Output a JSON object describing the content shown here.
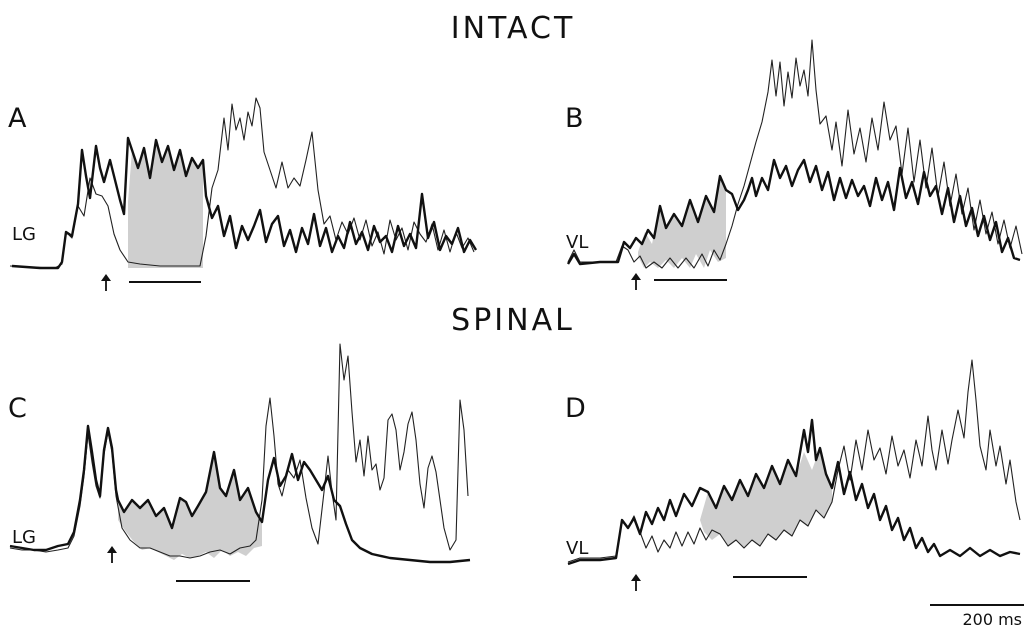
{
  "headings": {
    "intact": "INTACT",
    "spinal": "SPINAL"
  },
  "panels": [
    {
      "letter": "A",
      "muscle": "LG"
    },
    {
      "letter": "B",
      "muscle": "VL"
    },
    {
      "letter": "C",
      "muscle": "LG"
    },
    {
      "letter": "D",
      "muscle": "VL"
    }
  ],
  "scale_bar": {
    "label": "200 ms"
  },
  "colors": {
    "thick_trace": "#111111",
    "thin_trace": "#222222",
    "shading": "#cfcfcf"
  },
  "icons": {
    "stimulus_marker": "up-arrow-icon"
  }
}
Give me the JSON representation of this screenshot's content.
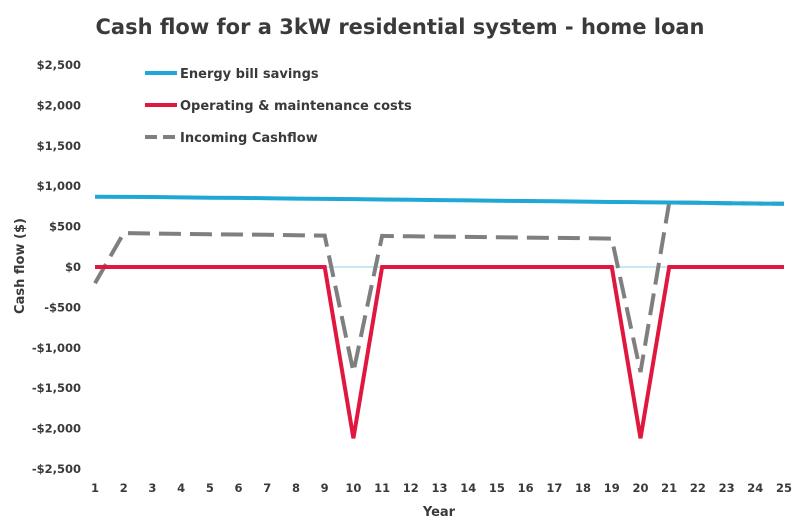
{
  "chart_data": {
    "type": "line",
    "title": "Cash flow for a 3kW residential system - home loan",
    "xlabel": "Year",
    "ylabel": "Cash flow ($)",
    "x": [
      1,
      2,
      3,
      4,
      5,
      6,
      7,
      8,
      9,
      10,
      11,
      12,
      13,
      14,
      15,
      16,
      17,
      18,
      19,
      20,
      21,
      22,
      23,
      24,
      25
    ],
    "ylim": [
      -2500,
      2500
    ],
    "y_ticks": [
      2500,
      2000,
      1500,
      1000,
      500,
      0,
      -500,
      -1000,
      -1500,
      -2000,
      -2500
    ],
    "y_tick_labels": [
      "$2,500",
      "$2,000",
      "$1,500",
      "$1,000",
      "$500",
      "$0",
      "-$500",
      "-$1,000",
      "-$1,500",
      "-$2,000",
      "-$2,500"
    ],
    "grid": false,
    "legend_position": "top-left",
    "series": [
      {
        "name": "Energy bill savings",
        "color": "#1fa8d6",
        "style": "solid",
        "values": [
          870,
          868,
          866,
          862,
          858,
          855,
          851,
          847,
          843,
          840,
          836,
          832,
          828,
          824,
          821,
          817,
          813,
          809,
          805,
          802,
          798,
          794,
          790,
          786,
          782
        ]
      },
      {
        "name": "Operating & maintenance costs",
        "color": "#e0173f",
        "style": "solid",
        "values": [
          0,
          0,
          0,
          0,
          0,
          0,
          0,
          0,
          0,
          -2120,
          0,
          0,
          0,
          0,
          0,
          0,
          0,
          0,
          0,
          -2120,
          0,
          0,
          0,
          0,
          0
        ]
      },
      {
        "name": "Incoming Cashflow",
        "color": "#7f7f7f",
        "style": "dashed",
        "values": [
          -200,
          420,
          415,
          410,
          405,
          402,
          398,
          393,
          388,
          -1300,
          385,
          380,
          376,
          372,
          368,
          364,
          360,
          356,
          350,
          -1300,
          798,
          794,
          790,
          786,
          782
        ]
      }
    ]
  }
}
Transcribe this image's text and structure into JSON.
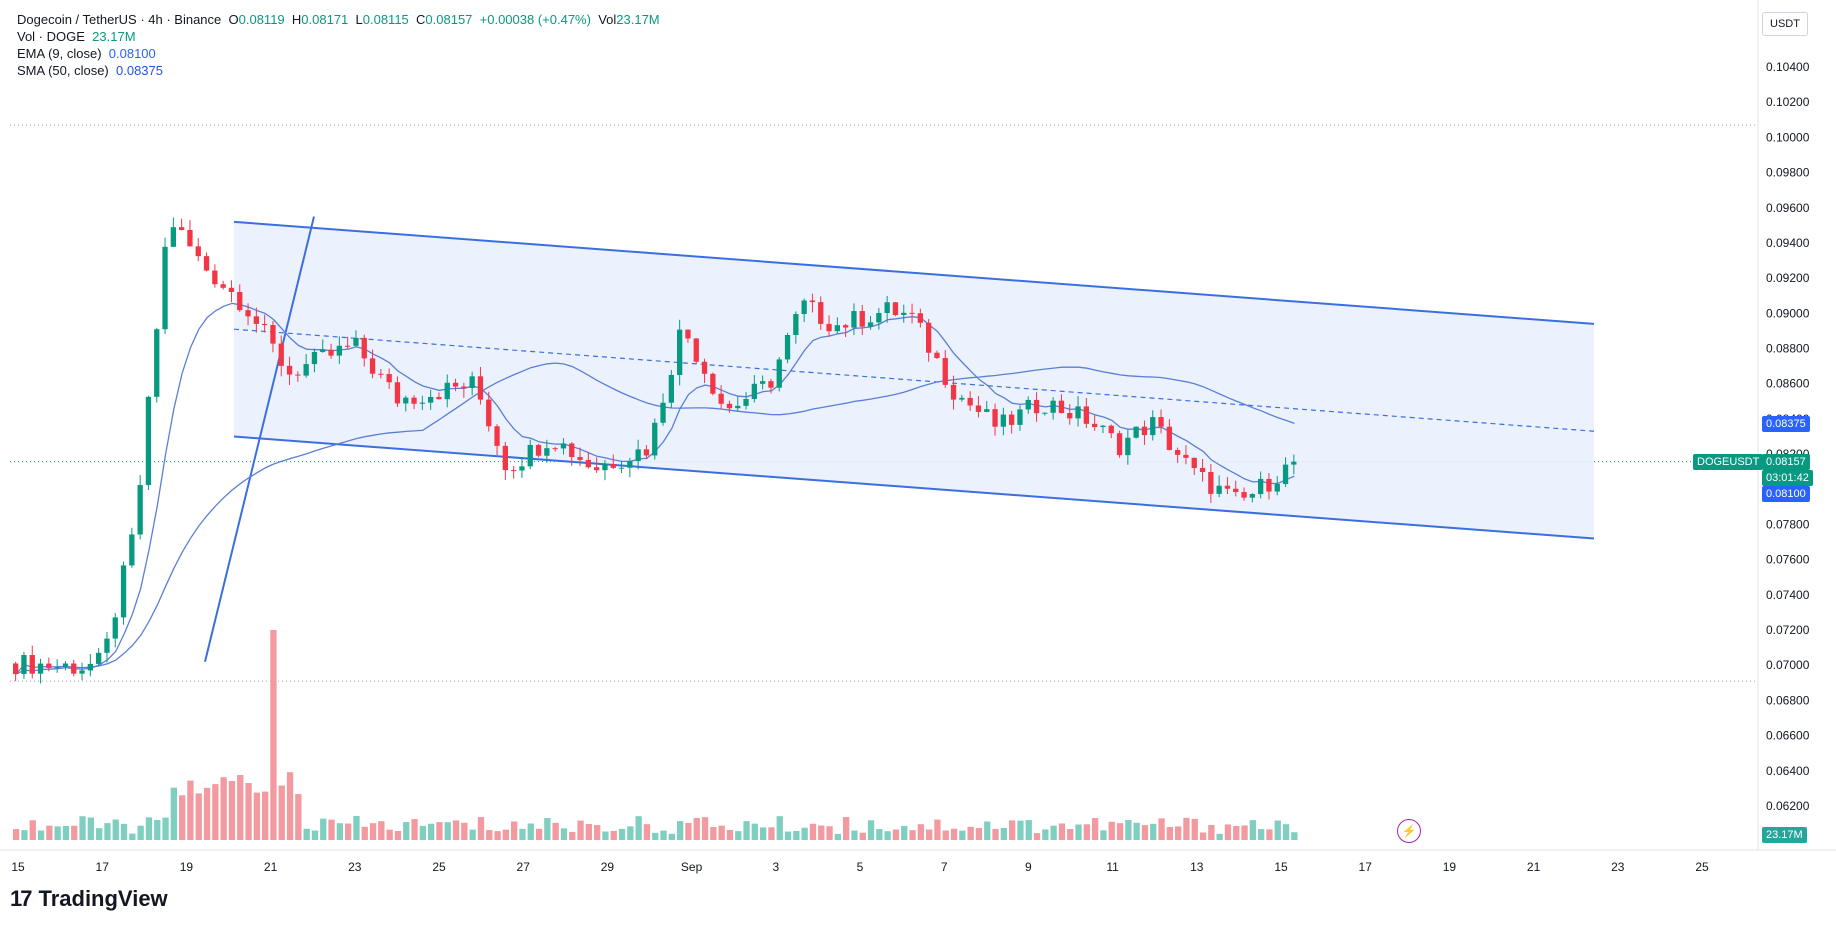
{
  "legend": {
    "symbol": "Dogecoin / TetherUS · 4h · Binance",
    "open_label": "O",
    "open": "0.08119",
    "high_label": "H",
    "high": "0.08171",
    "low_label": "L",
    "low": "0.08115",
    "close_label": "C",
    "close": "0.08157",
    "change": "+0.00038 (+0.47%)",
    "vol_label": "Vol",
    "vol": "23.17M",
    "volume_title": "Vol · DOGE",
    "volume_value": "23.17M",
    "ema_title": "EMA (9, close)",
    "ema_value": "0.08100",
    "sma_title": "SMA (50, close)",
    "sma_value": "0.08375"
  },
  "currency_button": "USDT",
  "tags": {
    "symbol": "DOGEUSDT",
    "price": "0.08157",
    "countdown": "03:01:42",
    "ema": "0.08100",
    "sma": "0.08375",
    "volume": "23.17M"
  },
  "branding": {
    "name": "TradingView",
    "mark": "17"
  },
  "colors": {
    "up": "#089981",
    "down": "#f23645",
    "up_vol": "#7fcfc1",
    "down_vol": "#f29a9f",
    "channel_line": "#3b6fe0",
    "channel_fill": "#e7effd",
    "ma_line": "#5b7fd6"
  },
  "chart_data": {
    "type": "candlestick",
    "symbol": "DOGEUSDT",
    "timeframe": "4h",
    "y_axis": {
      "ticks": [
        "0.10400",
        "0.10200",
        "0.10000",
        "0.09800",
        "0.09600",
        "0.09400",
        "0.09200",
        "0.09000",
        "0.08800",
        "0.08600",
        "0.08400",
        "0.08200",
        "0.08000",
        "0.07800",
        "0.07600",
        "0.07400",
        "0.07200",
        "0.07000",
        "0.06800",
        "0.06600",
        "0.06400",
        "0.06200"
      ],
      "range": [
        0.0607,
        0.1054
      ]
    },
    "x_axis": {
      "ticks": [
        "15",
        "17",
        "19",
        "21",
        "23",
        "25",
        "27",
        "29",
        "Sep",
        "3",
        "5",
        "7",
        "9",
        "11",
        "13",
        "15",
        "17",
        "19",
        "21",
        "23",
        "25"
      ]
    },
    "key_prices": [
      {
        "point": 0,
        "price": 0.0701
      },
      {
        "point": 6,
        "price": 0.0699
      },
      {
        "point": 8,
        "price": 0.0702
      },
      {
        "point": 11,
        "price": 0.078
      },
      {
        "point": 14,
        "price": 0.0955
      },
      {
        "point": 17,
        "price": 0.0928
      },
      {
        "point": 21,
        "price": 0.0905
      },
      {
        "point": 25,
        "price": 0.0866
      },
      {
        "point": 31,
        "price": 0.0882
      },
      {
        "point": 35,
        "price": 0.0851
      },
      {
        "point": 42,
        "price": 0.086
      },
      {
        "point": 45,
        "price": 0.0812
      },
      {
        "point": 49,
        "price": 0.083
      },
      {
        "point": 53,
        "price": 0.0812
      },
      {
        "point": 58,
        "price": 0.0824
      },
      {
        "point": 61,
        "price": 0.0893
      },
      {
        "point": 65,
        "price": 0.0845
      },
      {
        "point": 69,
        "price": 0.086
      },
      {
        "point": 72,
        "price": 0.0905
      },
      {
        "point": 75,
        "price": 0.0893
      },
      {
        "point": 80,
        "price": 0.0902
      },
      {
        "point": 82,
        "price": 0.0898
      },
      {
        "point": 86,
        "price": 0.0855
      },
      {
        "point": 90,
        "price": 0.0835
      },
      {
        "point": 94,
        "price": 0.085
      },
      {
        "point": 98,
        "price": 0.084
      },
      {
        "point": 101,
        "price": 0.0825
      },
      {
        "point": 104,
        "price": 0.0838
      },
      {
        "point": 108,
        "price": 0.0808
      },
      {
        "point": 112,
        "price": 0.0792
      },
      {
        "point": 117,
        "price": 0.0815
      }
    ],
    "candle_count": 155,
    "overlays": [
      {
        "name": "EMA (9, close)",
        "last": 0.081
      },
      {
        "name": "SMA (50, close)",
        "last": 0.08375
      }
    ],
    "channel": {
      "upper_start": 0.0952,
      "upper_end": 0.0894,
      "lower_start": 0.083,
      "lower_end": 0.0772,
      "mid_start": 0.0891,
      "mid_end": 0.0833
    },
    "horizontal_lines": [
      0.1007,
      0.0691
    ],
    "current_price": 0.08157,
    "volume_last": "23.17M"
  }
}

--------------------

• What you are asked to do: Which lines contain "this"? Copy each of them out.

• Finished answer:
Give me the JSON representation of this screenshot's content.
Transcribe this image's text and structure into JSON.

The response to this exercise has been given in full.